Goal: Reproduce the records that follow in full, excluding any picture they contain.

Data excerpts:
------

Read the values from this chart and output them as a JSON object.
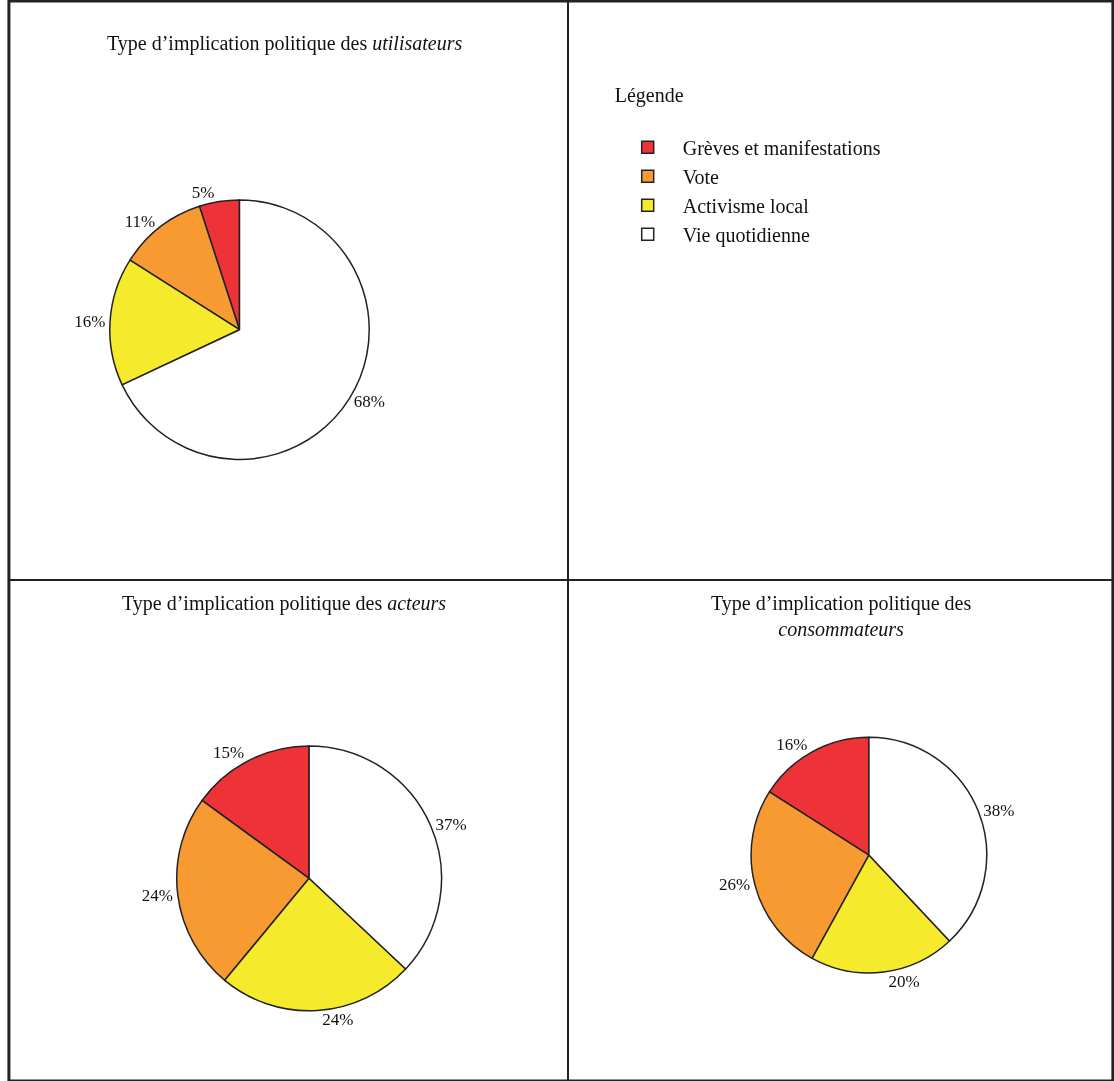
{
  "chart_data": [
    {
      "type": "pie",
      "title": "Type d’implication politique des utilisateurs",
      "legend": "right",
      "legend_title": "Légende",
      "categories": [
        "Grèves et manifestations",
        "Vote",
        "Activisme local",
        "Vie quotidienne"
      ],
      "values": [
        5,
        11,
        16,
        68
      ],
      "value_labels": [
        "5%",
        "11%",
        "16%",
        "68%"
      ],
      "colors": [
        "#ee3338",
        "#f79a32",
        "#f5eb2c",
        "#ffffff"
      ]
    },
    {
      "type": "pie",
      "title": "Type d’implication politique des acteurs",
      "categories": [
        null,
        null,
        null,
        null
      ],
      "values": [
        15,
        24,
        24,
        37
      ],
      "value_labels": [
        "15%",
        "24%",
        "24%",
        "37%"
      ],
      "colors": [
        "#ee3338",
        "#f79a32",
        "#f5eb2c",
        "#ffffff"
      ]
    },
    {
      "type": "pie",
      "title": "Type d’implication politique des consommateurs",
      "categories": [
        null,
        null,
        null,
        null
      ],
      "values": [
        16,
        26,
        20,
        38
      ],
      "value_labels": [
        "16%",
        "26%",
        "20%",
        "38%"
      ],
      "colors": [
        "#ee3338",
        "#f79a32",
        "#f5eb2c",
        "#ffffff"
      ]
    }
  ]
}
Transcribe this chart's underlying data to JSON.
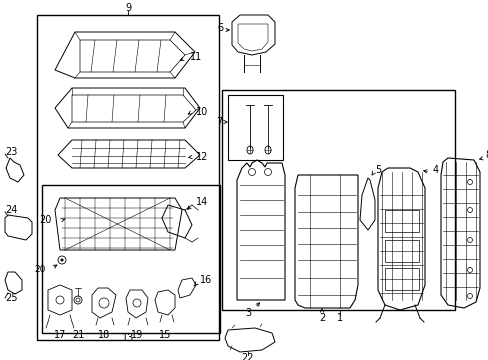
{
  "bg": "#ffffff",
  "lc": "#000000",
  "fw": 4.89,
  "fh": 3.6,
  "dpi": 100
}
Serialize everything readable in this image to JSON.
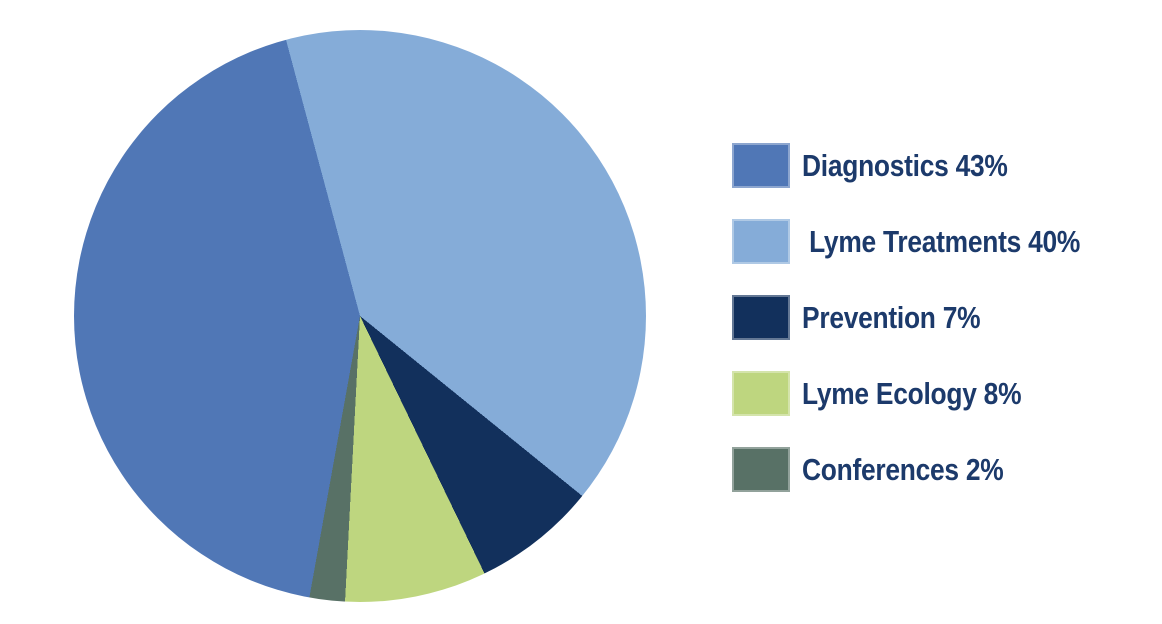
{
  "chart_data": {
    "type": "pie",
    "title": "",
    "slices": [
      {
        "label": "Diagnostics",
        "value": 43,
        "color": "#5077B6",
        "legend_label": "Diagnostics 43%"
      },
      {
        "label": "Lyme Treatments",
        "value": 40,
        "color": "#85ACD8",
        "legend_label": " Lyme Treatments 40%"
      },
      {
        "label": "Prevention",
        "value": 7,
        "color": "#12305C",
        "legend_label": "Prevention 7%"
      },
      {
        "label": "Lyme Ecology",
        "value": 8,
        "color": "#BED67F",
        "legend_label": "Lyme Ecology 8%"
      },
      {
        "label": "Conferences",
        "value": 2,
        "color": "#587166",
        "legend_label": "Conferences 2%"
      }
    ],
    "rotation_deg": 190.2,
    "direction": "clockwise",
    "legend_position": "right",
    "background": "#FFFFFF",
    "legend_text_color": "#1C3A6B"
  }
}
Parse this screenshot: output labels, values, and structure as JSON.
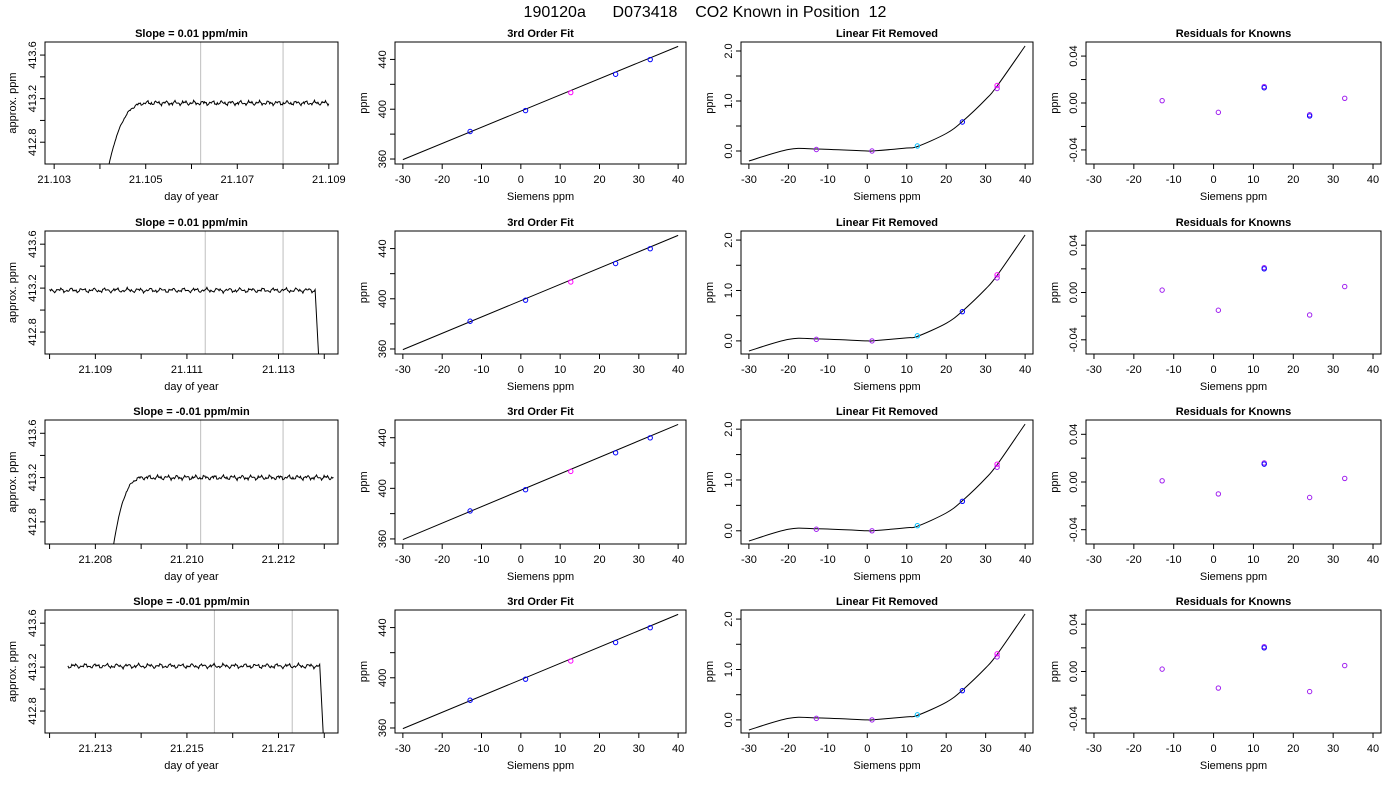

------

Answer to this problem:
Read the values from this chart and output them as a JSON object.
{
  "chart_data": [
    {
      "type": "pie",
      "title": "Type d’implication politique des utilisateurs",
      "legend": "right",
      "legend_title": "Légende",
      "categories": [
        "Grèves et manifestations",
        "Vote",
        "Activisme local",
        "Vie quotidienne"
      ],
      "values": [
        5,
        11,
        16,
        68
      ],
      "value_labels": [
        "5%",
        "11%",
        "16%",
        "68%"
      ],
      "colors": [
        "#ee3338",
        "#f79a32",
        "#f5eb2c",
        "#ffffff"
      ]
    },
    {
      "type": "pie",
      "title": "Type d’implication politique des acteurs",
      "categories": [
        null,
        null,
        null,
        null
      ],
      "values": [
        15,
        24,
        24,
        37
      ],
      "value_labels": [
        "15%",
        "24%",
        "24%",
        "37%"
      ],
      "colors": [
        "#ee3338",
        "#f79a32",
        "#f5eb2c",
        "#ffffff"
      ]
    },
    {
      "type": "pie",
      "title": "Type d’implication politique des consommateurs",
      "categories": [
        null,
        null,
        null,
        null
      ],
      "values": [
        16,
        26,
        20,
        38
      ],
      "value_labels": [
        "16%",
        "26%",
        "20%",
        "38%"
      ],
      "colors": [
        "#ee3338",
        "#f79a32",
        "#f5eb2c",
        "#ffffff"
      ]
    }
  ]
}
Transcribe this chart's underlying data to JSON.
{
  "bg": "#ffffff",
  "lc": "#000000",
  "fw": 4.89,
  "fh": 3.6,
  "dpi": 100
}
Serialize everything readable in this image to JSON.
{
  "chart_data": {
    "type": "pie",
    "title": "",
    "slices": [
      {
        "label": "Diagnostics",
        "value": 43,
        "color": "#5077B6",
        "legend_label": "Diagnostics 43%"
      },
      {
        "label": "Lyme Treatments",
        "value": 40,
        "color": "#85ACD8",
        "legend_label": " Lyme Treatments 40%"
      },
      {
        "label": "Prevention",
        "value": 7,
        "color": "#12305C",
        "legend_label": "Prevention 7%"
      },
      {
        "label": "Lyme Ecology",
        "value": 8,
        "color": "#BED67F",
        "legend_label": "Lyme Ecology 8%"
      },
      {
        "label": "Conferences",
        "value": 2,
        "color": "#587166",
        "legend_label": "Conferences 2%"
      }
    ],
    "rotation_deg": 190.2,
    "direction": "clockwise",
    "legend_position": "right",
    "background": "#FFFFFF",
    "legend_text_color": "#1C3A6B"
  }
}
Parse this screenshot: output labels, values, and structure as JSON.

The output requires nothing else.